Questions:
(a) Dans l'article sur l'attaque au Nigeria, relevez chacun des villages visés, avec le nombre de morts indiqué pour chacun.
(b) Pour chaque affirmation, dites si l'article sur l'attaque au Nigeria la confirme (oui ou non) et citez les mots qui tranchent.
(i) L'attaque a frappé des villages de l'État de Kwara.
(ii) Le bilan vient d'une source humanitaire qui a voulu rester anonyme.
(iii) Plus de cent soixante personnes ont été tuées dans la même région début février.
(c) Prolongez l'article sur l'attaque au Nigeria à partir de sa dernière phrase.

Extrait du document:
______________________________
Nigeria : une nouvelle attaque sanglante fait 46 morts dans trois villages
L'horreur continue de frapper le Nigeria, où la violence des bandes armées semble ne jamais prendre fin. Ce samedi, une attaque d'une brutalité extrême a ciblé trois villages de l'État du Niger, dans le centre-ouest du pays, faisant au moins quarante-six victimes selon des sources humanitaires.
Un massacre méthodique dans trois localités
Selon une source humanitaire ayant requis l'anonymat, le bilan est particulièrement lourd et détaillé. Dans le village de Konkoso, trente-huit personnes ont été tuées, abattues par balles ou égorgées. À Tungan Makeri, sept autres victimes ont été recensées, tandis qu'à Pissa, une personne a perdu la vie. Ces trois localités sont situées dans le gouvernement local de Borgu, une zone frontalière avec l'État de Kwara.
Cette région a déjà été le théâtre de violences massives récemment, puisque plus de cent soixante personnes y ont été massacrées par des djihadistes début février. La répétition de ces attaques souligne l'instabilité chronique de la zone.
______________________________
Données extraites:
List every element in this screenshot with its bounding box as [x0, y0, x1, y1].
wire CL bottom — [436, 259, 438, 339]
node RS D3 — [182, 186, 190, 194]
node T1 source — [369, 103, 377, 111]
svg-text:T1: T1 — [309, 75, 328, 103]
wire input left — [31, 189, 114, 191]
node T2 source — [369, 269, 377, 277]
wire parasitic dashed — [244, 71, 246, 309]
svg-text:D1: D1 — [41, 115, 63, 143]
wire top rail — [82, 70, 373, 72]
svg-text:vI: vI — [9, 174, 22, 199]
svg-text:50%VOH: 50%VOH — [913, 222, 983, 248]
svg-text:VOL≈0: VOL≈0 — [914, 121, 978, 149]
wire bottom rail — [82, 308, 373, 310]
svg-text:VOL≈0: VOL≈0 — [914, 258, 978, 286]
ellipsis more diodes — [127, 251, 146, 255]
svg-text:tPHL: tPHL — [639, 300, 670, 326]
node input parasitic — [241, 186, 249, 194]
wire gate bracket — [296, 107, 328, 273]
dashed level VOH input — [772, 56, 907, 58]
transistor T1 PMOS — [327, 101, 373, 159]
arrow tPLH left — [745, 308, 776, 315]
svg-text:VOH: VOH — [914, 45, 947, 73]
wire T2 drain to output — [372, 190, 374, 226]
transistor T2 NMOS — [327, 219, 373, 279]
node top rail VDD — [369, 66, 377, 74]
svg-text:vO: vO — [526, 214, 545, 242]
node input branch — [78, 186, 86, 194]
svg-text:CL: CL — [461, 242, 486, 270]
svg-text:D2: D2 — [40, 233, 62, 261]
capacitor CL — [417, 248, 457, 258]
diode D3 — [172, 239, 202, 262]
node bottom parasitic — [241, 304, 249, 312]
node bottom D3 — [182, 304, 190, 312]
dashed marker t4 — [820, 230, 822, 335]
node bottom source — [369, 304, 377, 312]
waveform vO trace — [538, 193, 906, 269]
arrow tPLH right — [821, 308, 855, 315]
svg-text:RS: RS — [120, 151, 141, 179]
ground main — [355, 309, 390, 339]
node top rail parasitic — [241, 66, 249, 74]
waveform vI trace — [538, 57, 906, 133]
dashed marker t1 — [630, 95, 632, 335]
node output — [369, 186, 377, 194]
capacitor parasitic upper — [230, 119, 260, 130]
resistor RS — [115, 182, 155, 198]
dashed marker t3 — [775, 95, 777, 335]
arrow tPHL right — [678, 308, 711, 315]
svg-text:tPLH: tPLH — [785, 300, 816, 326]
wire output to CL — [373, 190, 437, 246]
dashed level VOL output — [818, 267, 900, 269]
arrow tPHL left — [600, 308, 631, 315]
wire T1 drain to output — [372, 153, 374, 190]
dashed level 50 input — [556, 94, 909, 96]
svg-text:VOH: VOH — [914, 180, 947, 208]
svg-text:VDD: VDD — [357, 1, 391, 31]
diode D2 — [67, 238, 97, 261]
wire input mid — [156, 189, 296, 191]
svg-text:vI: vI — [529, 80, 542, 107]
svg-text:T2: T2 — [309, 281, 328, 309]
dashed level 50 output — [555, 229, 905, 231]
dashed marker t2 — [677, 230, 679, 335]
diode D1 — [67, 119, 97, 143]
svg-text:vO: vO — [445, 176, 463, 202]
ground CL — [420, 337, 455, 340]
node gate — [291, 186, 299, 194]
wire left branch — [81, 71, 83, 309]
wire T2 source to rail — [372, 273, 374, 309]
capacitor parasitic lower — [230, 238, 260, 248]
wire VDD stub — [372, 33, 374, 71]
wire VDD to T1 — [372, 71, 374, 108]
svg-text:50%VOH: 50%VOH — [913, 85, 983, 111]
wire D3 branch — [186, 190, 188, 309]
______________________________
Réponses aux questions:
(a)
Konkoso : trente-huit morts
Tungan Makeri : sept morts
Pissa : une mort

(b)
(i) Non : « trois villages de l'État du Niger »
(ii) Oui : « Selon une source humanitaire ayant requis l'anonymat »
(iii) Oui : « plus de cent soixante personnes y ont été massacrées par des djihadistes début février »

(c)
Un pays confronté à de multiples crises sécuritaires
Le Nigeria fait face à une accumulation de conflits et de violences qui fragilisent sa sécurité nationale :
- Une insurrection djihadiste dans le nord-est, active depuis plus de seize ans
- Des conflits entre agriculteurs et éleveurs dans le centre-nord du pays
- Des violences séparatistes dans le sud-est
- Des enlèvements contre rançon endémiques dans le nord-ouest
La recrudescence des attaques meurtrières et des enlèvements de masse a attiré l'attention de la communauté internationale, notamment celle des États-Unis qui ont critiqué l'incapacité des autorités nigérianes à endiguer ces violences.
L'expansion des groupes armés et l'influence régionale
Des groupes djihadistes opèrent désormais également dans le nord-ouest et le centre-ouest du Nigeria, dynamisés par l'insécurité croissante dans les pays voisins comme le Niger et le Burkina Faso. Parallèlement, de nombreux gangs armés, localement appelés « bandits », sèment la terreur en pillant les villages, en tuant et en enlevant les habitants.
Cette situation crée un cercle vicieux d'insécurité où les civils paient le prix fort, comme le démontre tragiquement l'attaque de ce samedi. La multiplication des foyers de tension rend toute réponse coordonnée particulièrement complexe pour les forces de sécurité nigérianes.